Data to use ::

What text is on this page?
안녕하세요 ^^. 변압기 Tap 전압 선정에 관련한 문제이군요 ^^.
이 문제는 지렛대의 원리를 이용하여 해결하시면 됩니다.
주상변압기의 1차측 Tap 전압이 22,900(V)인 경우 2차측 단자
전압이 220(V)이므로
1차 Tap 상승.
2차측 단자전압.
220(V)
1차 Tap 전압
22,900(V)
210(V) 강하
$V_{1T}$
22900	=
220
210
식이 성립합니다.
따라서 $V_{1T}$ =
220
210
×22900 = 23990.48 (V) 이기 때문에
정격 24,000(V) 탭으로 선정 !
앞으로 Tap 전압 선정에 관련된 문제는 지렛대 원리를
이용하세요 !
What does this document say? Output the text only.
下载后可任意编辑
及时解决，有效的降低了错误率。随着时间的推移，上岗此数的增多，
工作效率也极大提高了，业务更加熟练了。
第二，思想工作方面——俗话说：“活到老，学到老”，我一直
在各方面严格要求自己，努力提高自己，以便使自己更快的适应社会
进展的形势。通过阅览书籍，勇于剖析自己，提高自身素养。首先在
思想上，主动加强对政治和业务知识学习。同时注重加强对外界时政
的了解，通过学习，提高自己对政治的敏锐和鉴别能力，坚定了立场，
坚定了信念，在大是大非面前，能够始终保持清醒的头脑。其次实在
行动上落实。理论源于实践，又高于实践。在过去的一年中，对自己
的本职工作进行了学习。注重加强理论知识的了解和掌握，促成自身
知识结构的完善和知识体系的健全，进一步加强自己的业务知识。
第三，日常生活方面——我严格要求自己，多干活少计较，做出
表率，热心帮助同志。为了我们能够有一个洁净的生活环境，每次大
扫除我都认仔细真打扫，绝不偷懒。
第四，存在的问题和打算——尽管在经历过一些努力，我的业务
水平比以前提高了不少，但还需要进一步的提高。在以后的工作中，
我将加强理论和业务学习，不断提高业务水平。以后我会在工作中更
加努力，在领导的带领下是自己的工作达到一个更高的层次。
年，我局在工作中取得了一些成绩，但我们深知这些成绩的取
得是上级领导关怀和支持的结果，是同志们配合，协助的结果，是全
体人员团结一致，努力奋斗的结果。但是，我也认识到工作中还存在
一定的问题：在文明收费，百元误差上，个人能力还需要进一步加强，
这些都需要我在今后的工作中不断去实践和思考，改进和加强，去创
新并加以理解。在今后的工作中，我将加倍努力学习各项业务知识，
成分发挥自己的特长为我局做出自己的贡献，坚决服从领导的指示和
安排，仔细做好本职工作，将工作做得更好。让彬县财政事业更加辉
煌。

What is needed :: Copy all of the data exactly.

Reply ::
What text is on this page?
안녕하세요 ^^. 변압기 Tap 전압 선정에 관련한 문제이군요 ^^.
이 문제는 지렛대의 원리를 이용하여 해결하시면 됩니다.
주상변압기의 1차측 Tap 전압이 22,900(V)인 경우 2차측 단자
전압이 220(V)이므로
1차 Tap 상승.
2차측 단자전압.
220(V)
1차 Tap 전압
22,900(V)
210(V) 강하
$V_{1T}$
22900	=
220
210
식이 성립합니다.
따라서 $V_{1T}$ =
220
210
×22900 = 23990.48 (V) 이기 때문에
정격 24,000(V) 탭으로 선정 !
앞으로 Tap 전압 선정에 관련된 문제는 지렛대 원리를
이용하세요 !
What does this document say? Output the text only.
下载后可任意编辑
及时解决，有效的降低了错误率。随着时间的推移，上岗此数的增多，
工作效率也极大提高了，业务更加熟练了。
第二，思想工作方面——俗话说：“活到老，学到老”，我一直
在各方面严格要求自己，努力提高自己，以便使自己更快的适应社会
进展的形势。通过阅览书籍，勇于剖析自己，提高自身素养。首先在
思想上，主动加强对政治和业务知识学习。同时注重加强对外界时政
的了解，通过学习，提高自己对政治的敏锐和鉴别能力，坚定了立场，
坚定了信念，在大是大非面前，能够始终保持清醒的头脑。其次实在
行动上落实。理论源于实践，又高于实践。在过去的一年中，对自己
的本职工作进行了学习。注重加强理论知识的了解和掌握，促成自身
知识结构的完善和知识体系的健全，进一步加强自己的业务知识。
第三，日常生活方面——我严格要求自己，多干活少计较，做出
表率，热心帮助同志。为了我们能够有一个洁净的生活环境，每次大
扫除我都认仔细真打扫，绝不偷懒。
第四，存在的问题和打算——尽管在经历过一些努力，我的业务
水平比以前提高了不少，但还需要进一步的提高。在以后的工作中，
我将加强理论和业务学习，不断提高业务水平。以后我会在工作中更
加努力，在领导的带领下是自己的工作达到一个更高的层次。
年，我局在工作中取得了一些成绩，但我们深知这些成绩的取
得是上级领导关怀和支持的结果，是同志们配合，协助的结果，是全
体人员团结一致，努力奋斗的结果。但是，我也认识到工作中还存在
一定的问题：在文明收费，百元误差上，个人能力还需要进一步加强，
这些都需要我在今后的工作中不断去实践和思考，改进和加强，去创
新并加以理解。在今后的工作中，我将加倍努力学习各项业务知识，
成分发挥自己的特长为我局做出自己的贡献，坚决服从领导的指示和
安排，仔细做好本职工作，将工作做得更好。让彬县财政事业更加辉
煌。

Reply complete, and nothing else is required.